#### RECORDS

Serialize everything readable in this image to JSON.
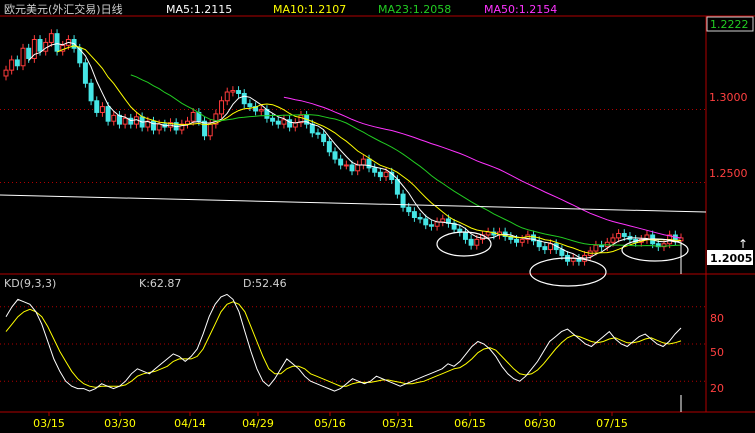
{
  "title": "欧元美元(外汇交易)日线",
  "header": {
    "ma5": "MA5:1.2115",
    "ma10": "MA10:1.2107",
    "ma23": "MA23:1.2058",
    "ma50": "MA50:1.2154"
  },
  "colors": {
    "background": "#000000",
    "frame": "#b00000",
    "up_candle": "#ff3c3c",
    "down_candle": "#46e6e6",
    "ma5": "#ffffff",
    "ma10": "#ffff00",
    "ma23": "#22cc22",
    "ma50": "#ff33ff",
    "title_text": "#d0d0d0",
    "ma5_text": "#ffffff",
    "ma10_text": "#ffff00",
    "ma23_text": "#22cc22",
    "ma50_text": "#ff33ff",
    "axis_text": "#ff4040",
    "date_text": "#ffff00",
    "k_line": "#ffffff",
    "d_line": "#ffff00",
    "trend_line": "#ffffff",
    "ellipse": "#ffffff"
  },
  "price_axis": {
    "ticks": [
      "1.3000",
      "1.2500"
    ],
    "last_price_box": "1.2222",
    "cursor_price": "1.2005"
  },
  "kd_panel": {
    "label": "KD(9,3,3)",
    "k": "K:62.87",
    "d": "D:52.46",
    "ticks": [
      "80",
      "50",
      "20"
    ]
  },
  "chart_data": {
    "type": "candlestick",
    "title": "欧元美元(外汇交易)日线",
    "x_ticks": [
      "03/15",
      "03/30",
      "04/14",
      "04/29",
      "05/16",
      "05/31",
      "06/15",
      "06/30",
      "07/15"
    ],
    "price_ylim": [
      1.19,
      1.36
    ],
    "price_ticks": [
      1.3,
      1.25
    ],
    "closes": [
      1.327,
      1.334,
      1.33,
      1.342,
      1.335,
      1.348,
      1.34,
      1.346,
      1.352,
      1.34,
      1.344,
      1.348,
      1.342,
      1.332,
      1.318,
      1.306,
      1.298,
      1.302,
      1.292,
      1.296,
      1.29,
      1.294,
      1.29,
      1.295,
      1.288,
      1.292,
      1.286,
      1.29,
      1.288,
      1.291,
      1.286,
      1.29,
      1.292,
      1.298,
      1.292,
      1.282,
      1.29,
      1.297,
      1.306,
      1.312,
      1.313,
      1.311,
      1.304,
      1.302,
      1.299,
      1.3,
      1.294,
      1.292,
      1.29,
      1.293,
      1.288,
      1.291,
      1.296,
      1.29,
      1.284,
      1.283,
      1.278,
      1.271,
      1.266,
      1.262,
      1.262,
      1.258,
      1.262,
      1.266,
      1.26,
      1.257,
      1.254,
      1.257,
      1.252,
      1.242,
      1.233,
      1.23,
      1.226,
      1.225,
      1.221,
      1.22,
      1.223,
      1.225,
      1.222,
      1.218,
      1.216,
      1.211,
      1.207,
      1.211,
      1.214,
      1.216,
      1.214,
      1.216,
      1.213,
      1.211,
      1.209,
      1.211,
      1.214,
      1.21,
      1.206,
      1.204,
      1.208,
      1.204,
      1.2,
      1.196,
      1.198,
      1.196,
      1.2,
      1.203,
      1.207,
      1.206,
      1.209,
      1.212,
      1.215,
      1.213,
      1.211,
      1.209,
      1.211,
      1.214,
      1.208,
      1.206,
      1.208,
      1.214,
      1.21,
      1.212
    ],
    "ma5": "MA5:1.2115",
    "ma10": "MA10:1.2107",
    "ma23": "MA23:1.2058",
    "ma50": "MA50:1.2154",
    "kd": {
      "ylim": [
        0,
        100
      ],
      "ticks": [
        80,
        50,
        20
      ],
      "k_last": 62.87,
      "d_last": 52.46,
      "k": [
        72,
        80,
        86,
        84,
        82,
        76,
        66,
        52,
        38,
        28,
        20,
        16,
        14,
        14,
        12,
        14,
        18,
        16,
        14,
        16,
        20,
        26,
        30,
        28,
        26,
        30,
        34,
        38,
        42,
        40,
        36,
        40,
        46,
        58,
        72,
        82,
        88,
        90,
        86,
        76,
        60,
        44,
        30,
        20,
        16,
        22,
        30,
        38,
        34,
        30,
        24,
        20,
        18,
        16,
        14,
        12,
        14,
        18,
        22,
        20,
        18,
        20,
        24,
        22,
        20,
        18,
        16,
        18,
        20,
        22,
        24,
        26,
        28,
        30,
        34,
        32,
        36,
        42,
        48,
        52,
        50,
        46,
        40,
        32,
        26,
        22,
        20,
        24,
        30,
        36,
        44,
        52,
        56,
        60,
        62,
        58,
        54,
        50,
        48,
        52,
        56,
        60,
        54,
        50,
        48,
        52,
        56,
        58,
        54,
        50,
        48,
        52,
        58,
        62.87
      ],
      "d": [
        60,
        66,
        72,
        76,
        78,
        76,
        72,
        64,
        54,
        44,
        36,
        28,
        22,
        18,
        16,
        15,
        16,
        16,
        16,
        16,
        17,
        20,
        24,
        26,
        27,
        28,
        30,
        32,
        36,
        38,
        38,
        38,
        40,
        46,
        56,
        66,
        76,
        82,
        84,
        82,
        76,
        64,
        52,
        40,
        30,
        26,
        26,
        30,
        32,
        32,
        30,
        26,
        24,
        22,
        20,
        18,
        16,
        16,
        18,
        19,
        19,
        19,
        20,
        21,
        21,
        20,
        19,
        18,
        18,
        19,
        20,
        22,
        24,
        26,
        28,
        30,
        31,
        34,
        38,
        43,
        46,
        47,
        45,
        40,
        35,
        30,
        26,
        25,
        26,
        29,
        34,
        40,
        46,
        51,
        55,
        57,
        56,
        54,
        52,
        51,
        52,
        54,
        55,
        53,
        51,
        51,
        52,
        54,
        55,
        53,
        51,
        50,
        51,
        52.46
      ]
    }
  }
}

########

* _PROBLEM STATEMENT_
Write out every line of the preceding listing that contains "外汇交易".

* _SOLUTION FOR THIS PROBLEM_
  "title": "欧元美元(外汇交易)日线",
    "title": "欧元美元(外汇交易)日线",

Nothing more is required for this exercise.